Scientists have known for decades that the burning of fossil fuels is causing climate change. There is so much evidence that at least 97% of climate scientists agree that humans are causing global warming. It’s as settled as the link between smoking and cancer.

The fossil fuel industry has known about the role of its products in global warming for 60 years. Exxon’s own scientists warned their managers 40 years ago of “potentially catastrophic events”. Yet rather than alerting the public or taking action, these companies have spent the past few decades pouring millions of dollars into disinformation campaigns designed to delay action. All the while, the science is clear that climate-catalyzed damages have worsened, storms have intensified, and droughts and heatwaves have become more frequent and severe, while forests have been damaged and wildfires have burned through the country.

By polluting the information landscape, these companies misrepresented the safety of their product and denied the public their right to be accurately informed.

Big oil is not the only industry to do so. Big tobacco is a famous case, but asbestos and lead industries have done it too. These days, campaigns by soda companies to contest sugar science and by the NFL to distort the science on concussions use similar tactics. The campaigns all run a similar playbook: they cite fake experts, place impossible demands on the science, cherry-pick data, impugn the integrity of individual scientists and the scientific process, and appeal to conspiracy theories. They leave the public with the perpetual impression that there are lots of unresolved questions, and that scientists are not to be trusted.

Research has confirmed that disinformation works, which is, of course, why special interests fund it. So it is crucial to expose disinformation for what it is, so that the public doesn’t fall prey to the next industrial-scale propaganda effort.

In our report America Misled: How the Fossil Fuel Industry Deliberately Misled Americans About Climate Change, we document how the fossil fuel industry has misled the American public (and the world). We expose the most common myths about climate change generated by big oil and the misleading techniques used by Exxon.

For example, cold weather is often used to argue that global warming isn’t happening. This favorite talking point of President Trump is an extreme form of cherry picking: ignoring what’s happening to our planet by focusing on local weather conditions. Just because the planet is heating up rapidly doesn’t mean cold weather in North Dakota will cease to exist overnight. But if we look at the overall picture, it’s hot and getting hotter. Our planet is accumulating heat at a rate of over four atomic bombs per second, and the four hottest years on record are the last four years.

[Saved data entries]
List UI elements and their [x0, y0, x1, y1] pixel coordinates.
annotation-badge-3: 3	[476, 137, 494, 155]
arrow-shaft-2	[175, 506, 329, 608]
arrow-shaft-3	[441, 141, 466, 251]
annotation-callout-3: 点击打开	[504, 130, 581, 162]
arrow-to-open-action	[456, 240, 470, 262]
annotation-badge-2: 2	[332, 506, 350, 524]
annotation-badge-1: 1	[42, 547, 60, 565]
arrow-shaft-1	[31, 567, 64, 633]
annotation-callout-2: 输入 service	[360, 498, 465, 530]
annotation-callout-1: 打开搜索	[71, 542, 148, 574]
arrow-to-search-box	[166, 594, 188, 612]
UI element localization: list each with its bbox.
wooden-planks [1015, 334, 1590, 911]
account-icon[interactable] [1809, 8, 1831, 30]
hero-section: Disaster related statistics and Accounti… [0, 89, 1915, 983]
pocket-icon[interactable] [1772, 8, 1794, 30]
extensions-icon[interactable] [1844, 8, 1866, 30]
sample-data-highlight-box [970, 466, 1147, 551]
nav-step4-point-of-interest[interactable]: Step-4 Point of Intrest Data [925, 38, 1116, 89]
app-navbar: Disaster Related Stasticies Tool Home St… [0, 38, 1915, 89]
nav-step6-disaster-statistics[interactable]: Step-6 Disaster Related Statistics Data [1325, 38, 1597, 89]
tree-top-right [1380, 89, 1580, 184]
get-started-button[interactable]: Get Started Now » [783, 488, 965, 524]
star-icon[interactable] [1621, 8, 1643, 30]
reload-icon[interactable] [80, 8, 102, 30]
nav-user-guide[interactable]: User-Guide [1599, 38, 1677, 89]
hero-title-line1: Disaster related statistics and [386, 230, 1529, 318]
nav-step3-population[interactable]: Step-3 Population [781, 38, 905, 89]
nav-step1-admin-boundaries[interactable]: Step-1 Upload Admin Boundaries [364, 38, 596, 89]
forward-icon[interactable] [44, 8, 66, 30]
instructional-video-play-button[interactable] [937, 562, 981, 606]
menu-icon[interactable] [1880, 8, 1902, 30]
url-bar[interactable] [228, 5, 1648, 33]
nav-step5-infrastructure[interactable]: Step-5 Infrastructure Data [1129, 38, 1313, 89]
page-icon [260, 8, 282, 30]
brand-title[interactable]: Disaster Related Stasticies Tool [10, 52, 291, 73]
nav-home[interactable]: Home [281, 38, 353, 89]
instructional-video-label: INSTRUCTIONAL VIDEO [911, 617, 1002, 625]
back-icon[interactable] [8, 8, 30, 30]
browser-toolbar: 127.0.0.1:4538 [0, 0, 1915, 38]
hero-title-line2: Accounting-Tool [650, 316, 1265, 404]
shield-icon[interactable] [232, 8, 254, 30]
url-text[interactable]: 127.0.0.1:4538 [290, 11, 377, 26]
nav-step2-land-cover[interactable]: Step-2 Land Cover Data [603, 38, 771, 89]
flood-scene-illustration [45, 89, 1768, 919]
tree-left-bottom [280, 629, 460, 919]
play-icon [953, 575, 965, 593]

Task requirements: According to the passage on fossil fuel disinformation, how long ago did Exxon's own scientists warn their managers of "potentially catastrophic events"? You can ignore the rows for these tasks.

Output of the exercise: 40 years ago.